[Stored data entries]
----------

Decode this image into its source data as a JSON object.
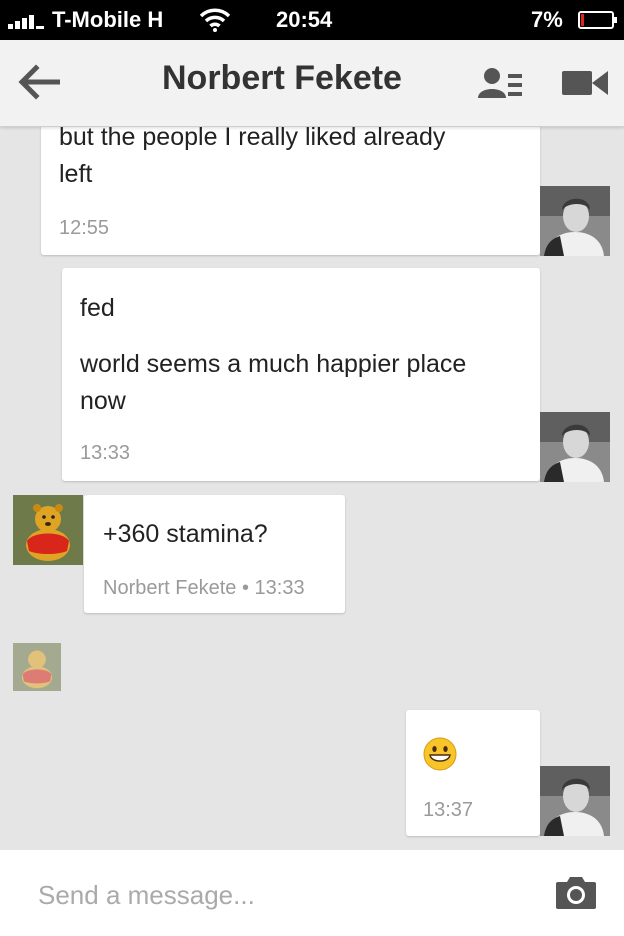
{
  "status_bar": {
    "carrier": "T-Mobile H",
    "time": "20:54",
    "battery": "7%"
  },
  "header": {
    "title": "Norbert Fekete",
    "back_icon": "arrow-left-icon",
    "people_icon": "people-list-icon",
    "video_icon": "video-camera-icon"
  },
  "messages": [
    {
      "lines": [
        "but the people I really liked already",
        "left"
      ],
      "time": "12:55",
      "direction": "outgoing"
    },
    {
      "lines": [
        "fed",
        "world seems a much happier place",
        "now"
      ],
      "time": "13:33",
      "direction": "outgoing"
    },
    {
      "lines": [
        "+360 stamina?"
      ],
      "sender": "Norbert Fekete",
      "sep": "•",
      "time": "13:33",
      "direction": "incoming"
    },
    {
      "emoji": "grinning-face-icon",
      "time": "13:37",
      "direction": "outgoing"
    }
  ],
  "composer": {
    "placeholder": "Send a message...",
    "camera_icon": "camera-icon"
  },
  "colors": {
    "background": "#e5e5e5",
    "header": "#f2f2f2",
    "bubble": "#ffffff",
    "timestamp": "#9a9a9a",
    "battery_low": "#e0241c"
  }
}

----------

What is required. Copy the material exactly. Do not include the pictures.

Complete answer.
Decode this image into its source data as a JSON object.
{
  "status_bar": {
    "carrier": "T-Mobile H",
    "time": "20:54",
    "battery": "7%"
  },
  "header": {
    "title": "Norbert Fekete",
    "back_icon": "arrow-left-icon",
    "people_icon": "people-list-icon",
    "video_icon": "video-camera-icon"
  },
  "messages": [
    {
      "lines": [
        "but the people I really liked already",
        "left"
      ],
      "time": "12:55",
      "direction": "outgoing"
    },
    {
      "lines": [
        "fed",
        "world seems a much happier place",
        "now"
      ],
      "time": "13:33",
      "direction": "outgoing"
    },
    {
      "lines": [
        "+360 stamina?"
      ],
      "sender": "Norbert Fekete",
      "sep": "•",
      "time": "13:33",
      "direction": "incoming"
    },
    {
      "emoji": "grinning-face-icon",
      "time": "13:37",
      "direction": "outgoing"
    }
  ],
  "composer": {
    "placeholder": "Send a message...",
    "camera_icon": "camera-icon"
  },
  "colors": {
    "background": "#e5e5e5",
    "header": "#f2f2f2",
    "bubble": "#ffffff",
    "timestamp": "#9a9a9a",
    "battery_low": "#e0241c"
  }
}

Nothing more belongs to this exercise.